_Required work_
Copy out the lines that include the word "their".

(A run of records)
## START
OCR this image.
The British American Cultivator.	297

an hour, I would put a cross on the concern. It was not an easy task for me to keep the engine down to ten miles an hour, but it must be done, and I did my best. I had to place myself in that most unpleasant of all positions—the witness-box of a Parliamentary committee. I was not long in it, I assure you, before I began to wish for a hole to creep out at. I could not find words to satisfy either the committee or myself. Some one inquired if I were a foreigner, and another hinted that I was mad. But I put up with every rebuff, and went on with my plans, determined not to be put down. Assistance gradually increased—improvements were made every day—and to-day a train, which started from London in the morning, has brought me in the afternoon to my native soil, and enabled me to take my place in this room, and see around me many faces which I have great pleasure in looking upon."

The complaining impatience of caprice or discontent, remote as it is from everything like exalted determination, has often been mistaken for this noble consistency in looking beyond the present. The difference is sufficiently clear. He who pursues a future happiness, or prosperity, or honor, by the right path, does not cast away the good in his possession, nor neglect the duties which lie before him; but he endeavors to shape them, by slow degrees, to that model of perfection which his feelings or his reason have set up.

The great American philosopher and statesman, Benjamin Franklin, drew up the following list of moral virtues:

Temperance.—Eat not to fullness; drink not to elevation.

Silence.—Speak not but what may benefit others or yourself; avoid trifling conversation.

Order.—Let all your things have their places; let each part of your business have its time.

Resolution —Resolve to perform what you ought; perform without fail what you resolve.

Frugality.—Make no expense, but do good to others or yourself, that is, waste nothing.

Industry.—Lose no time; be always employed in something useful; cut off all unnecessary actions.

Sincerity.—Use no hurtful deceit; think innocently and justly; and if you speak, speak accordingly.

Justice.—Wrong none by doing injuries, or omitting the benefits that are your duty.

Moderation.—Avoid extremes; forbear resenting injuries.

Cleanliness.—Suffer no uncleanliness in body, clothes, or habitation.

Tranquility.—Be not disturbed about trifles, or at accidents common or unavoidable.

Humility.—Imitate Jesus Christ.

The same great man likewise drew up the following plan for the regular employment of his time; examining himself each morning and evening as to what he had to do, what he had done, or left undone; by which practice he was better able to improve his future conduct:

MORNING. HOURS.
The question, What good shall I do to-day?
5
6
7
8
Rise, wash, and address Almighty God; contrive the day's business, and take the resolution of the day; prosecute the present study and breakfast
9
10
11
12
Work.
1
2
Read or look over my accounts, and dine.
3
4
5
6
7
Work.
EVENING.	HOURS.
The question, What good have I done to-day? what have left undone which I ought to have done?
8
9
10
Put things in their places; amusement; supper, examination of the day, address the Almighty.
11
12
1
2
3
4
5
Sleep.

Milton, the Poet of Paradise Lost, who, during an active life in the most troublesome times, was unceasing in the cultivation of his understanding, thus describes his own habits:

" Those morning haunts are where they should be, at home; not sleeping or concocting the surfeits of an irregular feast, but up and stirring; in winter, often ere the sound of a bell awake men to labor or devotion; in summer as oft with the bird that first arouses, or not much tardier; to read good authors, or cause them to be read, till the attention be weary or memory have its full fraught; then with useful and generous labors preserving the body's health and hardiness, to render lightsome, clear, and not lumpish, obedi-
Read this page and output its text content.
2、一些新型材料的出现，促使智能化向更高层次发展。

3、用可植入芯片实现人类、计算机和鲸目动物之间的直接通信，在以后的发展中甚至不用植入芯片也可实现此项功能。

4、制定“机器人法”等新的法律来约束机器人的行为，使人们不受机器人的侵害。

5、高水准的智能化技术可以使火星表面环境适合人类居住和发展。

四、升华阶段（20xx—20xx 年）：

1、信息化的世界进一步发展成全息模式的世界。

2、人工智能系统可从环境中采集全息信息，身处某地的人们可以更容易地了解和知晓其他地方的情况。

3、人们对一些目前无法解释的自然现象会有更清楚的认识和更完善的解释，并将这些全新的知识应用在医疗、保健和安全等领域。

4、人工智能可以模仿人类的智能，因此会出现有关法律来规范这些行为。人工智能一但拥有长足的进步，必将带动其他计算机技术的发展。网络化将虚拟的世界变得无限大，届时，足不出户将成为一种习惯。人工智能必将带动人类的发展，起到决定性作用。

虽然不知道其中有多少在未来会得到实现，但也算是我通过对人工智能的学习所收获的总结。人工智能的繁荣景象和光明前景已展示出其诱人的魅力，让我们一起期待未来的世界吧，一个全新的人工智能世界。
## END
_Full output_
Order.—Let all your things have their places; let each part of your business have its time.
Put things in their places; amusement; supper, examination of the day, address the Almighty.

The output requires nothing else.